* Requirements *
In the listing below, pick out lines with "coton".

(Stored records)
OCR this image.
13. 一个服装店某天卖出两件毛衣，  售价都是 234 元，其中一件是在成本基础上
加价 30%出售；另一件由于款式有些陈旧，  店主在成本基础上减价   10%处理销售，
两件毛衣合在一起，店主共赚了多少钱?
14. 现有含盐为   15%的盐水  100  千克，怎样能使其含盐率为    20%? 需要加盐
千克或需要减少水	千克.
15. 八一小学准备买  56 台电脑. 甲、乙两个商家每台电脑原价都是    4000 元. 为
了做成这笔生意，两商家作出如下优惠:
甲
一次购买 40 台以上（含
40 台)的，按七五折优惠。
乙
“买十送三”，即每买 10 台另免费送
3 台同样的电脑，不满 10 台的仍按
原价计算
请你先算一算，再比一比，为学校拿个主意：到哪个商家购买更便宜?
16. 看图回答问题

--

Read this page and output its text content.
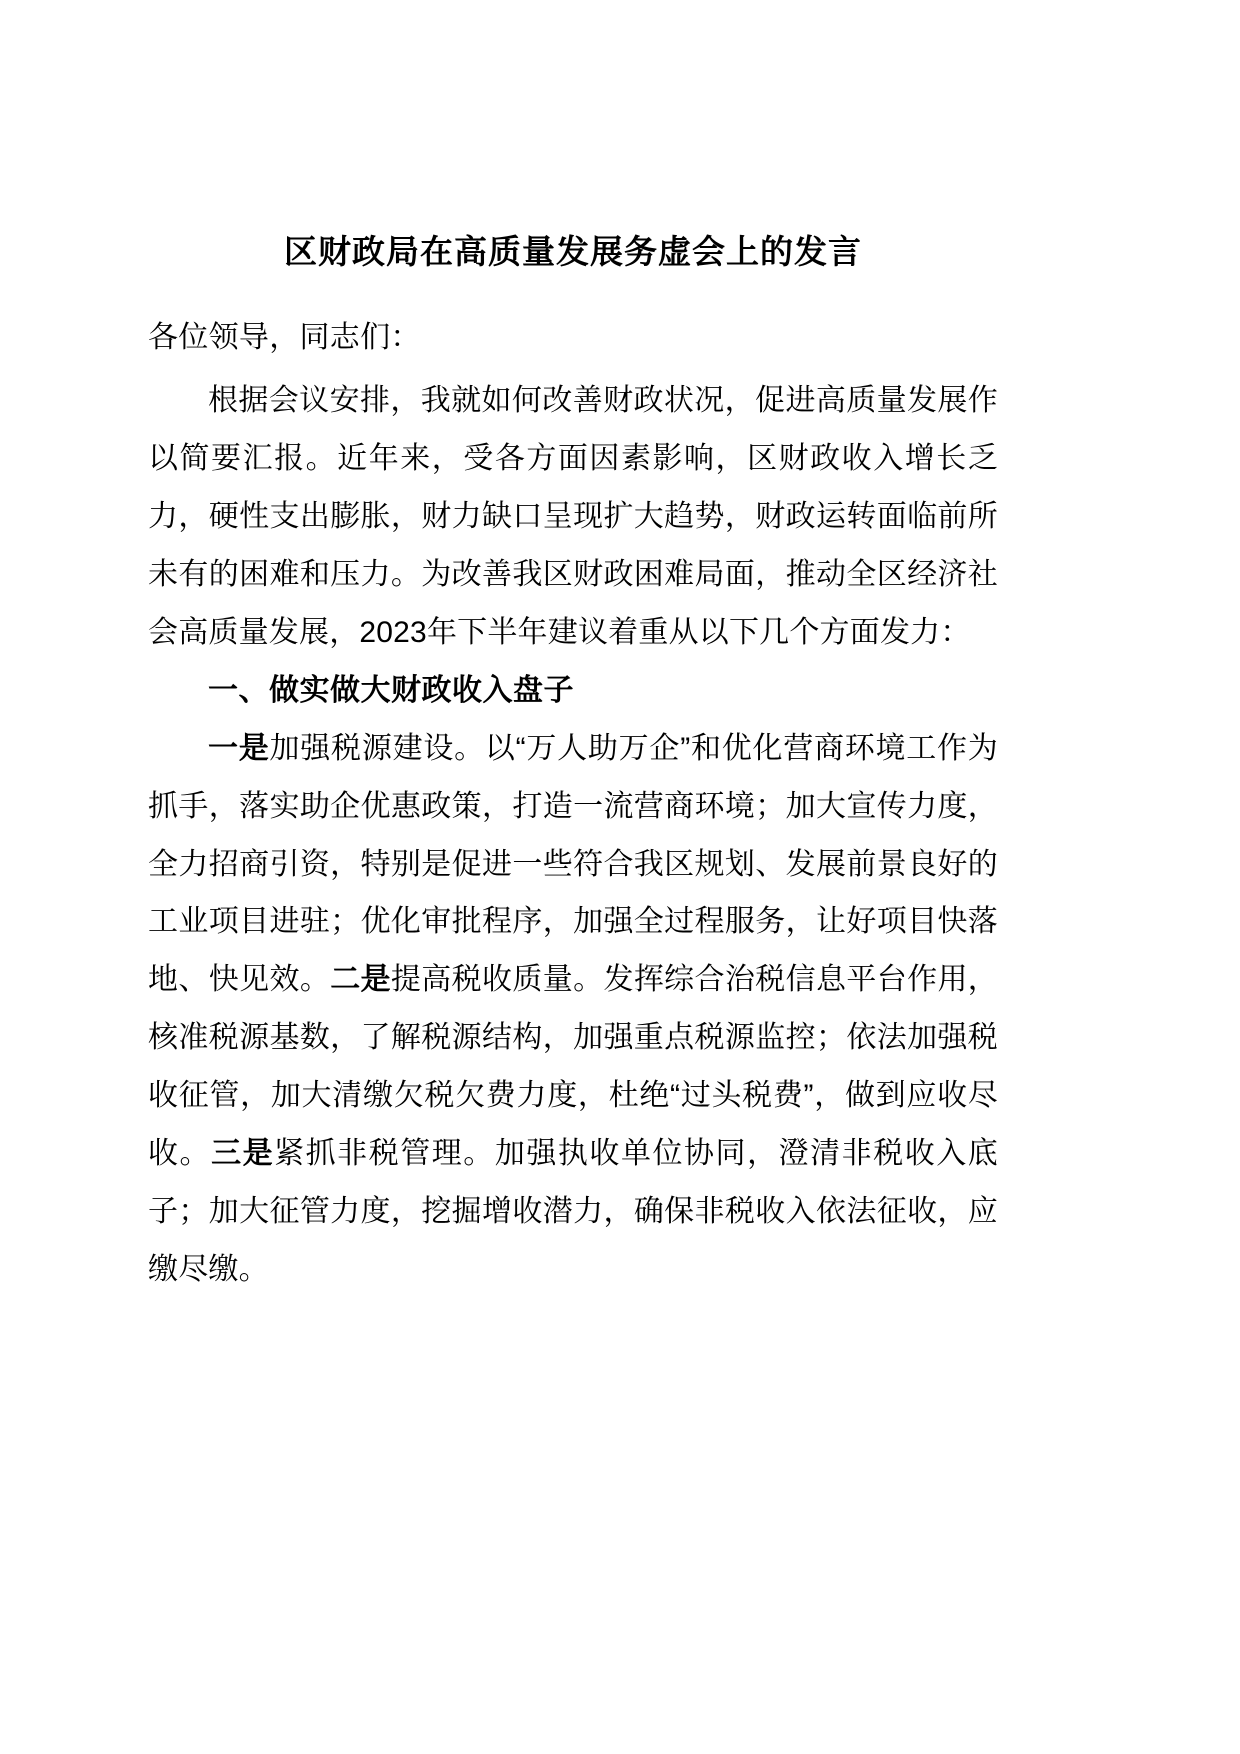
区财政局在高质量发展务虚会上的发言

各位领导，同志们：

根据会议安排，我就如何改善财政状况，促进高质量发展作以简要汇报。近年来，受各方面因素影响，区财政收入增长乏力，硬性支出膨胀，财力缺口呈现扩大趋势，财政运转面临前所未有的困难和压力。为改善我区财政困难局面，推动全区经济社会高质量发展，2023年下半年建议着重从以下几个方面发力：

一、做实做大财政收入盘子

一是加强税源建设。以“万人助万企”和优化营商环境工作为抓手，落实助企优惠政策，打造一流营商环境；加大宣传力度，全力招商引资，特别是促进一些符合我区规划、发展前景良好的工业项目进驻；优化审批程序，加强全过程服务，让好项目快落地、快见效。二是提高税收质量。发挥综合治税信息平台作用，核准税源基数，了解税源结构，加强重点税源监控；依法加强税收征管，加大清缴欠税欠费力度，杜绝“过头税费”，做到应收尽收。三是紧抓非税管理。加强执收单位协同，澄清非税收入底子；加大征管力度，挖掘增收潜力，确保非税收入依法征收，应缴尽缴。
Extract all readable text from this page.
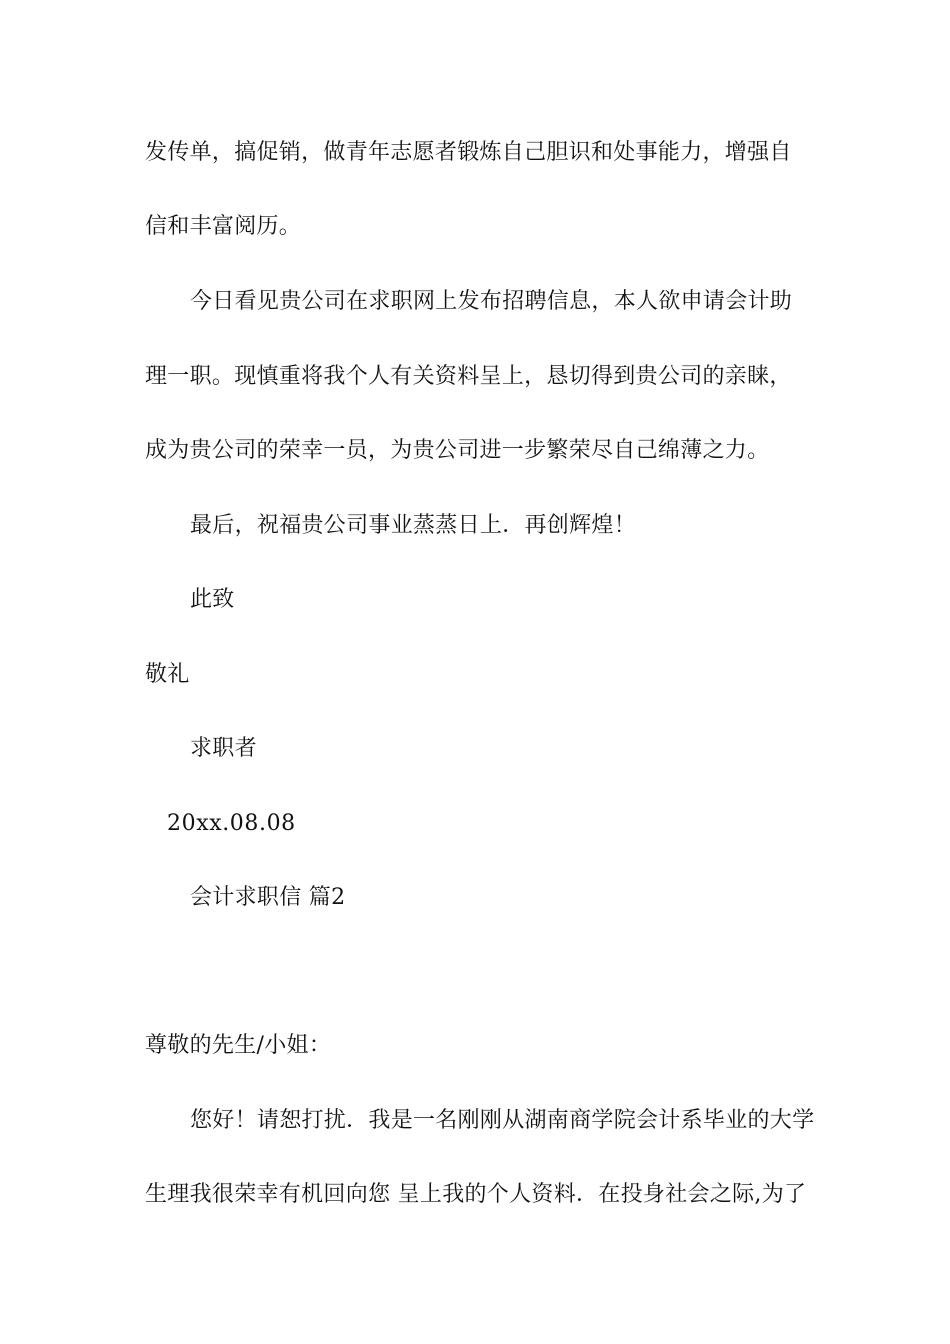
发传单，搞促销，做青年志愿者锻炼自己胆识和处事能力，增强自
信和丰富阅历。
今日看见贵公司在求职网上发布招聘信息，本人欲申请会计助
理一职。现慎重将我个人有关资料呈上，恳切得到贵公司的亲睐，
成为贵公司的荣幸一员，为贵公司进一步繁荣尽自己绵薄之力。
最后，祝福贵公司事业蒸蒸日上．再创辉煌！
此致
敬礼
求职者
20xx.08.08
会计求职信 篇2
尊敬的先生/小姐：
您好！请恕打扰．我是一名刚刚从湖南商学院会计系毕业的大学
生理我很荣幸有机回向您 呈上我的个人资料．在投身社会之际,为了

* * *

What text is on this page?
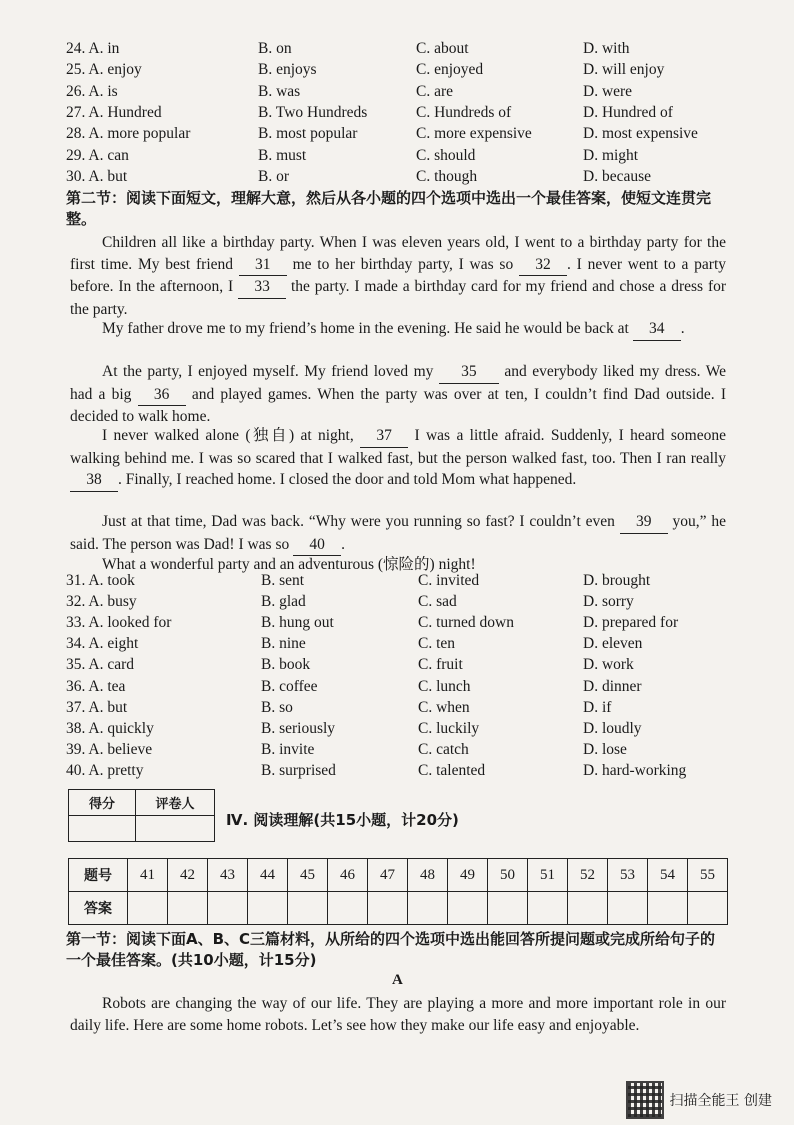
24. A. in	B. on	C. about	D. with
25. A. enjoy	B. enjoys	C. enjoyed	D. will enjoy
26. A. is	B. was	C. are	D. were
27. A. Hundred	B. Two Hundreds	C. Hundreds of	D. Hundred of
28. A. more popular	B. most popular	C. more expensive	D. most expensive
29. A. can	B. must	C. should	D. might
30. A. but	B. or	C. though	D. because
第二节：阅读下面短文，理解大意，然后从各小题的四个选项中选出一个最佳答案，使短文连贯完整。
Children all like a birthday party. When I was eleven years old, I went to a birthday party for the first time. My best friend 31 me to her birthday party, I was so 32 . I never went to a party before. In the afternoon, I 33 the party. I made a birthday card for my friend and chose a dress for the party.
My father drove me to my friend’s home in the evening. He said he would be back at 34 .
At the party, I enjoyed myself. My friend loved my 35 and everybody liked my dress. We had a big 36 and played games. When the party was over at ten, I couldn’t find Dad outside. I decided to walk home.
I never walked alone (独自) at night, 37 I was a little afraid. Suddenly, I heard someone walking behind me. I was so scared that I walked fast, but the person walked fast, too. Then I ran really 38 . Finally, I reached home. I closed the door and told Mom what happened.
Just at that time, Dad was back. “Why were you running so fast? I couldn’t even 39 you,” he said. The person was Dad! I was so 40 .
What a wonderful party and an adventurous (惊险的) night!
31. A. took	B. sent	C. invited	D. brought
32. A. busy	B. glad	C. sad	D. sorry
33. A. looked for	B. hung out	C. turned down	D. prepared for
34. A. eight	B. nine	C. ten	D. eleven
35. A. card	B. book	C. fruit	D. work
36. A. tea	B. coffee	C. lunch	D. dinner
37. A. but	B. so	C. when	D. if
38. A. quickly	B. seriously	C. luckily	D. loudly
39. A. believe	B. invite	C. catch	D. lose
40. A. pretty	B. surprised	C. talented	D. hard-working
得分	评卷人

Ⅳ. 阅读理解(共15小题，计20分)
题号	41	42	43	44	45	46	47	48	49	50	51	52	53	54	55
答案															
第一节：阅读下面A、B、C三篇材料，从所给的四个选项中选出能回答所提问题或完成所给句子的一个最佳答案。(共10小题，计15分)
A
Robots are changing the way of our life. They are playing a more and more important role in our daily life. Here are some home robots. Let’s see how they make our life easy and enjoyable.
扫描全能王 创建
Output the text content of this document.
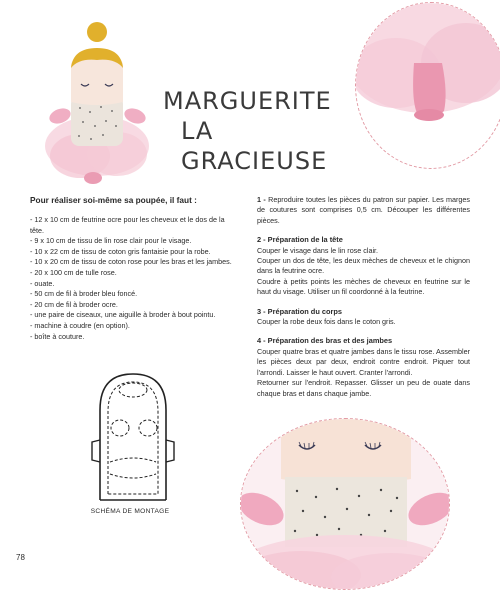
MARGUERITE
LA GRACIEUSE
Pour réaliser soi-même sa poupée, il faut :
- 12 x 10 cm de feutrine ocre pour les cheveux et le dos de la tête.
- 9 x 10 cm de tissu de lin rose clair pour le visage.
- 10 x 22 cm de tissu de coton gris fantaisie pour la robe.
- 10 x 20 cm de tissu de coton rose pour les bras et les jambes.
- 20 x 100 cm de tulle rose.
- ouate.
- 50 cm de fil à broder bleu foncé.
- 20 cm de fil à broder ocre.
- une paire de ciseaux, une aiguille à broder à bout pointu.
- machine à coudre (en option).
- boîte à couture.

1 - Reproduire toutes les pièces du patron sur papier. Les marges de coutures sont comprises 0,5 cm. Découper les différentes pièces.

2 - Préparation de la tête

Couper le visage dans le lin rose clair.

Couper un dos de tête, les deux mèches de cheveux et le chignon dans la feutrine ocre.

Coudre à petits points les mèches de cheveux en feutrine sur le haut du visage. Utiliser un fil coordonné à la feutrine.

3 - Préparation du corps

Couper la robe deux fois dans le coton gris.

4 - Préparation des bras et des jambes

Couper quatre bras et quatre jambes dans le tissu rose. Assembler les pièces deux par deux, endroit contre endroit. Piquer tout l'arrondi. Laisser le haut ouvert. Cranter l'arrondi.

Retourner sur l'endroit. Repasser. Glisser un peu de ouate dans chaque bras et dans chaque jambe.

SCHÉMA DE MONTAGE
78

* Answer in full *
- 10 x 22 cm de tissu de coton gris fantaisie pour la robe.
- 10 x 20 cm de tissu de coton rose pour les bras et les jambes.
Couper la robe deux fois dans le coton gris.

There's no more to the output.